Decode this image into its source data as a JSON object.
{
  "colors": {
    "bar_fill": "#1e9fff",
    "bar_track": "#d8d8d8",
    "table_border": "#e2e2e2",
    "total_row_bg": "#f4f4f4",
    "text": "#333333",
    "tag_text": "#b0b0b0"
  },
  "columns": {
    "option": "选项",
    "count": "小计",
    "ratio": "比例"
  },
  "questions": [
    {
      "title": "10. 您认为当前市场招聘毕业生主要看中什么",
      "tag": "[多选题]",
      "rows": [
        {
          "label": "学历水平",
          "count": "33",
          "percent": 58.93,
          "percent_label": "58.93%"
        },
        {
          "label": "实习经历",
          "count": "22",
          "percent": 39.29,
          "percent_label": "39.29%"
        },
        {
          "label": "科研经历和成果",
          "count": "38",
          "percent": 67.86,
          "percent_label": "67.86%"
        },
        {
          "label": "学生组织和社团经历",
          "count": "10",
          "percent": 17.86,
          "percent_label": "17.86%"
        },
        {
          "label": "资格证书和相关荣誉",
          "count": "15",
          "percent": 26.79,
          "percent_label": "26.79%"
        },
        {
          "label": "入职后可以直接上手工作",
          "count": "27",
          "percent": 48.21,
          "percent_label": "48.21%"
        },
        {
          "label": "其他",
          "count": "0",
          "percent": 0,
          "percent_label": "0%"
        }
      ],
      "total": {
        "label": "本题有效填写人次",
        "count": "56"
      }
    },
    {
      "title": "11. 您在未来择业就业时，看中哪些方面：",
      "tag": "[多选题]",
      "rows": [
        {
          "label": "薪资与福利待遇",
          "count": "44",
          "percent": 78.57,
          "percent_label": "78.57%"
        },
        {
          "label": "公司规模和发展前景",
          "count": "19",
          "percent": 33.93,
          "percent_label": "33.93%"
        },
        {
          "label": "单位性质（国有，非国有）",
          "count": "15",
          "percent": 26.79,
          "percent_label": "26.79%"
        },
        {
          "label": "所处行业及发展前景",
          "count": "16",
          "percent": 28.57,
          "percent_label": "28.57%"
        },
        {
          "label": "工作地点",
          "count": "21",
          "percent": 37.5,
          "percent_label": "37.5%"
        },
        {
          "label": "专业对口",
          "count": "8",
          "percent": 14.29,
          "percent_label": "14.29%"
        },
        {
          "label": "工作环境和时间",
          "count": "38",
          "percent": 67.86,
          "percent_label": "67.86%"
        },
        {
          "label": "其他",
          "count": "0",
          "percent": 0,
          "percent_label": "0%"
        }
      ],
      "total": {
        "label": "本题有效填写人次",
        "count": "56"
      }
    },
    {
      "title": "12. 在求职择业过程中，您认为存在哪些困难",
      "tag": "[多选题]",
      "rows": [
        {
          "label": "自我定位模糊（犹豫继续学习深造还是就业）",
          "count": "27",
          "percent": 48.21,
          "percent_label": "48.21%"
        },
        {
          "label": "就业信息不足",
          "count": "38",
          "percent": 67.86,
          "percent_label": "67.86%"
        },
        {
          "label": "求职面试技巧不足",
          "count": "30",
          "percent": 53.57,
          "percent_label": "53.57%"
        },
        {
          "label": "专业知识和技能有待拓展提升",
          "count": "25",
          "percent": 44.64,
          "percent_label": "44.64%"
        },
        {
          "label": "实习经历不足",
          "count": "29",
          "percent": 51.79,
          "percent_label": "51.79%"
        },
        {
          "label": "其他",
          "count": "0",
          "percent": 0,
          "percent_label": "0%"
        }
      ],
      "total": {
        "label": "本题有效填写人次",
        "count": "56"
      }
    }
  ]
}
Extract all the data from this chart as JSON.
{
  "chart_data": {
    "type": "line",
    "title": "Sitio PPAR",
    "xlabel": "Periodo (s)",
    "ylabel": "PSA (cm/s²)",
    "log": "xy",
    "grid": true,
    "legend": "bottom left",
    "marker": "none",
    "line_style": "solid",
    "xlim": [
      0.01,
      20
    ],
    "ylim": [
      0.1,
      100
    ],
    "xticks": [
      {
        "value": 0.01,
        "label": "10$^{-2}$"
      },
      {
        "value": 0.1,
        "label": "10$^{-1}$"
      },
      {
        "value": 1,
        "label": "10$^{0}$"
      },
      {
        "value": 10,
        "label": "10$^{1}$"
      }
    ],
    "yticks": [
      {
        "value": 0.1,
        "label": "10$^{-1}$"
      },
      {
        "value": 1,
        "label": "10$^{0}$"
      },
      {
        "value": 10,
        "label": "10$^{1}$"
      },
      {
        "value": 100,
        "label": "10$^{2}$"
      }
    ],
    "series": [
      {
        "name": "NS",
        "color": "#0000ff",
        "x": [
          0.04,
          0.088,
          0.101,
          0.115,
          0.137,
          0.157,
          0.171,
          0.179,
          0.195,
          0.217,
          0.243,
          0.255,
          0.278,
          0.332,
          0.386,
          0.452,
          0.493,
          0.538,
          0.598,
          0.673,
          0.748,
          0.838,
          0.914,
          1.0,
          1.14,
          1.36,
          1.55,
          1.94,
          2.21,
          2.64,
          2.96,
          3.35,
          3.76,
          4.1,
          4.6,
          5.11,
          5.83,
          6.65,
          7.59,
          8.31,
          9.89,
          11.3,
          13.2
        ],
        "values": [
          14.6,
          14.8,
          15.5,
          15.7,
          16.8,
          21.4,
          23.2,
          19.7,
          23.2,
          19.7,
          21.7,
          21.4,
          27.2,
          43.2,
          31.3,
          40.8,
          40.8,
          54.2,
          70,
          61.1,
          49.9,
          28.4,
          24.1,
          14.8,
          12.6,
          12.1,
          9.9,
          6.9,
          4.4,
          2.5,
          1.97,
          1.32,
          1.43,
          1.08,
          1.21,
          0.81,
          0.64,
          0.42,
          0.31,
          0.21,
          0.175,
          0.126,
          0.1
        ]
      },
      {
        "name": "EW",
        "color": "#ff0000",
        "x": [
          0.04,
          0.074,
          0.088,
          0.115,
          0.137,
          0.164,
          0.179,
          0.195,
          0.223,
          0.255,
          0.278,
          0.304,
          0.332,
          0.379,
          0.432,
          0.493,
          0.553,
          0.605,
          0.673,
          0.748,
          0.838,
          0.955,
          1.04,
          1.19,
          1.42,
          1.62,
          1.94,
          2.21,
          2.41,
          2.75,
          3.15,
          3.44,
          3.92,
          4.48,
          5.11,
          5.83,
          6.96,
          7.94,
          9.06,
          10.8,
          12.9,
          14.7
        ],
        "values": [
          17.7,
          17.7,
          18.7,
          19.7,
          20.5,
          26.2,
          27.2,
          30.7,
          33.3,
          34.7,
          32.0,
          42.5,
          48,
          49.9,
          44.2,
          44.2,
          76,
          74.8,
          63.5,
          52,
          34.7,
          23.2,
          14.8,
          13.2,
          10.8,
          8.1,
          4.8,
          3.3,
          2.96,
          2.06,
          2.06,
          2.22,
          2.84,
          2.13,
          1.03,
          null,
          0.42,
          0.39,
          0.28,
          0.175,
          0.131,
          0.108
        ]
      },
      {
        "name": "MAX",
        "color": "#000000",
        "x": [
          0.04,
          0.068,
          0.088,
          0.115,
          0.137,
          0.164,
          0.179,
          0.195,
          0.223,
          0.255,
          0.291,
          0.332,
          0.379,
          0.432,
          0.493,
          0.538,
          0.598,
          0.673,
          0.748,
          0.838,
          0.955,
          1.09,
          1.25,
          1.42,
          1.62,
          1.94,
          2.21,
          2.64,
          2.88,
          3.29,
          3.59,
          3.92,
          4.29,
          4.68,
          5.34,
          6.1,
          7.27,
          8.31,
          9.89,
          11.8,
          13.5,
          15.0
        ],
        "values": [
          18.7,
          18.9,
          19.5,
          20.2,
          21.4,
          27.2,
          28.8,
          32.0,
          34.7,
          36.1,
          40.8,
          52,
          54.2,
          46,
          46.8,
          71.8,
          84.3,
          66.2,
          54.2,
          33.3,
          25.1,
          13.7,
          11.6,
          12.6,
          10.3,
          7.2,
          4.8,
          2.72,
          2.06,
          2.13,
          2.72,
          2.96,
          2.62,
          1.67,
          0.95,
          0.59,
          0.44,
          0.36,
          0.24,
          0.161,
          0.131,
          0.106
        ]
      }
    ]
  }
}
------------------------------------------------
• [TASK TO CARRY OUT]:
Lines containing the word "this" must all be returned from the material above.

• [REPLY TO THE TASK]:
Decode this image into its source data as a JSON object.
Extract all the data from this chart as JSON.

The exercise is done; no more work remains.